Repeat the records exactly. Every line must match.

- Data records:
◆ ◆ ◆ ◆

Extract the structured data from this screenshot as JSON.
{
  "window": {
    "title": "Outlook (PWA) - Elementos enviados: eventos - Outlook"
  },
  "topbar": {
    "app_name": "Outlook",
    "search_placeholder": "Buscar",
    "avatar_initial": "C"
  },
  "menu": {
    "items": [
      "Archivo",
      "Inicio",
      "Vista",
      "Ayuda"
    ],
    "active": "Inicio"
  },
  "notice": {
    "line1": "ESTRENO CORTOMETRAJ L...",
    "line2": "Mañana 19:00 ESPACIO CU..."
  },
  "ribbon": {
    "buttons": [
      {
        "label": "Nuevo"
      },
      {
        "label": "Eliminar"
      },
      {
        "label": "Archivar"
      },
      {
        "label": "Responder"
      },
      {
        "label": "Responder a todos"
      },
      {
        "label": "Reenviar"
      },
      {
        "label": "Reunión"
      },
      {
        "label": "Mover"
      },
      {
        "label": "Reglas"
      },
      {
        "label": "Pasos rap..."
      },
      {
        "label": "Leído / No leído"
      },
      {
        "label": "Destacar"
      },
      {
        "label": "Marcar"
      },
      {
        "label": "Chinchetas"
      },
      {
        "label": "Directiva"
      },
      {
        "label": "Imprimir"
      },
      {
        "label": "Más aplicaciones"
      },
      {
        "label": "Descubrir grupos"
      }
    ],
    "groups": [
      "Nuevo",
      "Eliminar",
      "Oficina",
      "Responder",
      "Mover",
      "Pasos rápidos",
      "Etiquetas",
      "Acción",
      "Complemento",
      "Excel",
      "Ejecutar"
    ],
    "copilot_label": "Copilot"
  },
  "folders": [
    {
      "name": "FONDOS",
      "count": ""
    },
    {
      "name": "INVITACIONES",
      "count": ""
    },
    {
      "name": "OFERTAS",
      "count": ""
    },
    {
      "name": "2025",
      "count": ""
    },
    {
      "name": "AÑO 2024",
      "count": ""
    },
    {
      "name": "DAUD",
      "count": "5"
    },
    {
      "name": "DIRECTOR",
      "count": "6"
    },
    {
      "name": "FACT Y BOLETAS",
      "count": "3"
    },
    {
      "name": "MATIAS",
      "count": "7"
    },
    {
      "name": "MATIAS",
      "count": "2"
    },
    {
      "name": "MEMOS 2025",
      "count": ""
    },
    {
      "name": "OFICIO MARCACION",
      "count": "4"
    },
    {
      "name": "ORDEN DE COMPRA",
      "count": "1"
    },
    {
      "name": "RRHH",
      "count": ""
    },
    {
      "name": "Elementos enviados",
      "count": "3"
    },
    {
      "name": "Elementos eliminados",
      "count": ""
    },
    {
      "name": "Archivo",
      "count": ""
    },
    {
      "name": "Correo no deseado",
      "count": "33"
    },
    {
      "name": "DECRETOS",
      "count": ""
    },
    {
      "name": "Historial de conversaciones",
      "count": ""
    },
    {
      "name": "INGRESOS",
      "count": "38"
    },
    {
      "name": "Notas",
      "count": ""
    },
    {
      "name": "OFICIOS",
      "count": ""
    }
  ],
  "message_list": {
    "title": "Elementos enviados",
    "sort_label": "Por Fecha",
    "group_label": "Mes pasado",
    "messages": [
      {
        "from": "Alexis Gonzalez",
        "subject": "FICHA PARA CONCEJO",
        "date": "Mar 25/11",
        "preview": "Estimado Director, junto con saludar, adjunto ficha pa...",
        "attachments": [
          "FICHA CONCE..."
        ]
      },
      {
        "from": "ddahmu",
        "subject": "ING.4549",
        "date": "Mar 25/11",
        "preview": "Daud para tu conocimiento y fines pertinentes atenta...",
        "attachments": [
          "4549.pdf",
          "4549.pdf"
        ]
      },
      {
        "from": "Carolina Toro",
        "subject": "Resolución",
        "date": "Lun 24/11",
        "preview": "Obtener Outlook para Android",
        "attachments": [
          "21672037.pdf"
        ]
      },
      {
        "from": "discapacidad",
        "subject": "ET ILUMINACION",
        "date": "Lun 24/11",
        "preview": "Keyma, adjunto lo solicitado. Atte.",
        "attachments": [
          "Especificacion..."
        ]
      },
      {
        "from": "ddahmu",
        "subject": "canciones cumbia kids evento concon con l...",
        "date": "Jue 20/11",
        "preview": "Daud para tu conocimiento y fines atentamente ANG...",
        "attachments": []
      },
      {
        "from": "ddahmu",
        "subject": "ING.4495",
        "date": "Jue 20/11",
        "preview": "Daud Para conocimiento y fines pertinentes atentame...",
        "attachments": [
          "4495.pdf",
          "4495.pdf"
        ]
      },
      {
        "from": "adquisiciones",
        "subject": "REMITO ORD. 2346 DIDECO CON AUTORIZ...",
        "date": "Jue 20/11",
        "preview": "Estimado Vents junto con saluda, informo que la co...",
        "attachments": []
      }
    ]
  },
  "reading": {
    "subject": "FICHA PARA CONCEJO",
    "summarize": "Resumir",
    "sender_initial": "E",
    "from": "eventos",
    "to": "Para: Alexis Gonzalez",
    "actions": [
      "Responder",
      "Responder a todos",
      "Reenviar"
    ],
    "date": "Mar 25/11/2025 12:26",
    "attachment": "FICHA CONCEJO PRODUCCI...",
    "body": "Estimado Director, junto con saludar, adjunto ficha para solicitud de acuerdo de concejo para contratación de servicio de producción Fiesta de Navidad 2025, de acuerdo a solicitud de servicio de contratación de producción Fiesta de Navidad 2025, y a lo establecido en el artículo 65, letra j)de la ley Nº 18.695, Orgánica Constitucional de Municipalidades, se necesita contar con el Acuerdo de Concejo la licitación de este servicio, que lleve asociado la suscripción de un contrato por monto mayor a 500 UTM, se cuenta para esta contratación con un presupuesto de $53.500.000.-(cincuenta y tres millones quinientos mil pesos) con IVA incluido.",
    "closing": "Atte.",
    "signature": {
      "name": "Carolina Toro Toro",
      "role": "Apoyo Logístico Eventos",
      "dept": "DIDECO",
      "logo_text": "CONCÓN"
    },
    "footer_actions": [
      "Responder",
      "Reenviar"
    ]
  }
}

◆ ◆ ◆ ◆

- Result for this task:
Extract the structured data from this screenshot as JSON.
{
  "window": {
    "title": "Outlook (PWA) - Elementos enviados: eventos - Outlook"
  },
  "topbar": {
    "app_name": "Outlook",
    "search_placeholder": "Buscar",
    "avatar_initial": "C"
  },
  "menu": {
    "items": [
      "Archivo",
      "Inicio",
      "Vista",
      "Ayuda"
    ],
    "active": "Inicio"
  },
  "notice": {
    "line1": "ESTRENO CORTOMETRAJ L...",
    "line2": "Mañana 19:00 ESPACIO CU..."
  },
  "ribbon": {
    "buttons": [
      {
        "label": "Nuevo"
      },
      {
        "label": "Eliminar"
      },
      {
        "label": "Archivar"
      },
      {
        "label": "Responder"
      },
      {
        "label": "Responder a todos"
      },
      {
        "label": "Reenviar"
      },
      {
        "label": "Reunión"
      },
      {
        "label": "Mover"
      },
      {
        "label": "Reglas"
      },
      {
        "label": "Pasos rap..."
      },
      {
        "label": "Leído / No leído"
      },
      {
        "label": "Destacar"
      },
      {
        "label": "Marcar"
      },
      {
        "label": "Chinchetas"
      },
      {
        "label": "Directiva"
      },
      {
        "label": "Imprimir"
      },
      {
        "label": "Más aplicaciones"
      },
      {
        "label": "Descubrir grupos"
      }
    ],
    "groups": [
      "Nuevo",
      "Eliminar",
      "Oficina",
      "Responder",
      "Mover",
      "Pasos rápidos",
      "Etiquetas",
      "Acción",
      "Complemento",
      "Excel",
      "Ejecutar"
    ],
    "copilot_label": "Copilot"
  },
  "folders": [
    {
      "name": "FONDOS",
      "count": ""
    },
    {
      "name": "INVITACIONES",
      "count": ""
    },
    {
      "name": "OFERTAS",
      "count": ""
    },
    {
      "name": "2025",
      "count": ""
    },
    {
      "name": "AÑO 2024",
      "count": ""
    },
    {
      "name": "DAUD",
      "count": "5"
    },
    {
      "name": "DIRECTOR",
      "count": "6"
    },
    {
      "name": "FACT Y BOLETAS",
      "count": "3"
    },
    {
      "name": "MATIAS",
      "count": "7"
    },
    {
      "name": "MATIAS",
      "count": "2"
    },
    {
      "name": "MEMOS 2025",
      "count": ""
    },
    {
      "name": "OFICIO MARCACION",
      "count": "4"
    },
    {
      "name": "ORDEN DE COMPRA",
      "count": "1"
    },
    {
      "name": "RRHH",
      "count": ""
    },
    {
      "name": "Elementos enviados",
      "count": "3"
    },
    {
      "name": "Elementos eliminados",
      "count": ""
    },
    {
      "name": "Archivo",
      "count": ""
    },
    {
      "name": "Correo no deseado",
      "count": "33"
    },
    {
      "name": "DECRETOS",
      "count": ""
    },
    {
      "name": "Historial de conversaciones",
      "count": ""
    },
    {
      "name": "INGRESOS",
      "count": "38"
    },
    {
      "name": "Notas",
      "count": ""
    },
    {
      "name": "OFICIOS",
      "count": ""
    }
  ],
  "message_list": {
    "title": "Elementos enviados",
    "sort_label": "Por Fecha",
    "group_label": "Mes pasado",
    "messages": [
      {
        "from": "Alexis Gonzalez",
        "subject": "FICHA PARA CONCEJO",
        "date": "Mar 25/11",
        "preview": "Estimado Director, junto con saludar, adjunto ficha pa...",
        "attachments": [
          "FICHA CONCE..."
        ]
      },
      {
        "from": "ddahmu",
        "subject": "ING.4549",
        "date": "Mar 25/11",
        "preview": "Daud para tu conocimiento y fines pertinentes atenta...",
        "attachments": [
          "4549.pdf",
          "4549.pdf"
        ]
      },
      {
        "from": "Carolina Toro",
        "subject": "Resolución",
        "date": "Lun 24/11",
        "preview": "Obtener Outlook para Android",
        "attachments": [
          "21672037.pdf"
        ]
      },
      {
        "from": "discapacidad",
        "subject": "ET ILUMINACION",
        "date": "Lun 24/11",
        "preview": "Keyma, adjunto lo solicitado. Atte.",
        "attachments": [
          "Especificacion..."
        ]
      },
      {
        "from": "ddahmu",
        "subject": "canciones cumbia kids evento concon con l...",
        "date": "Jue 20/11",
        "preview": "Daud para tu conocimiento y fines atentamente ANG...",
        "attachments": []
      },
      {
        "from": "ddahmu",
        "subject": "ING.4495",
        "date": "Jue 20/11",
        "preview": "Daud Para conocimiento y fines pertinentes atentame...",
        "attachments": [
          "4495.pdf",
          "4495.pdf"
        ]
      },
      {
        "from": "adquisiciones",
        "subject": "REMITO ORD. 2346 DIDECO CON AUTORIZ...",
        "date": "Jue 20/11",
        "preview": "Estimado Vents junto con saluda, informo que la co...",
        "attachments": []
      }
    ]
  },
  "reading": {
    "subject": "FICHA PARA CONCEJO",
    "summarize": "Resumir",
    "sender_initial": "E",
    "from": "eventos",
    "to": "Para: Alexis Gonzalez",
    "actions": [
      "Responder",
      "Responder a todos",
      "Reenviar"
    ],
    "date": "Mar 25/11/2025 12:26",
    "attachment": "FICHA CONCEJO PRODUCCI...",
    "body": "Estimado Director, junto con saludar, adjunto ficha para solicitud de acuerdo de concejo para contratación de servicio de producción Fiesta de Navidad 2025, de acuerdo a solicitud de servicio de contratación de producción Fiesta de Navidad 2025, y a lo establecido en el artículo 65, letra j)de la ley Nº 18.695, Orgánica Constitucional de Municipalidades, se necesita contar con el Acuerdo de Concejo la licitación de este servicio, que lleve asociado la suscripción de un contrato por monto mayor a 500 UTM, se cuenta para esta contratación con un presupuesto de $53.500.000.-(cincuenta y tres millones quinientos mil pesos) con IVA incluido.",
    "closing": "Atte.",
    "signature": {
      "name": "Carolina Toro Toro",
      "role": "Apoyo Logístico Eventos",
      "dept": "DIDECO",
      "logo_text": "CONCÓN"
    },
    "footer_actions": [
      "Responder",
      "Reenviar"
    ]
  }
}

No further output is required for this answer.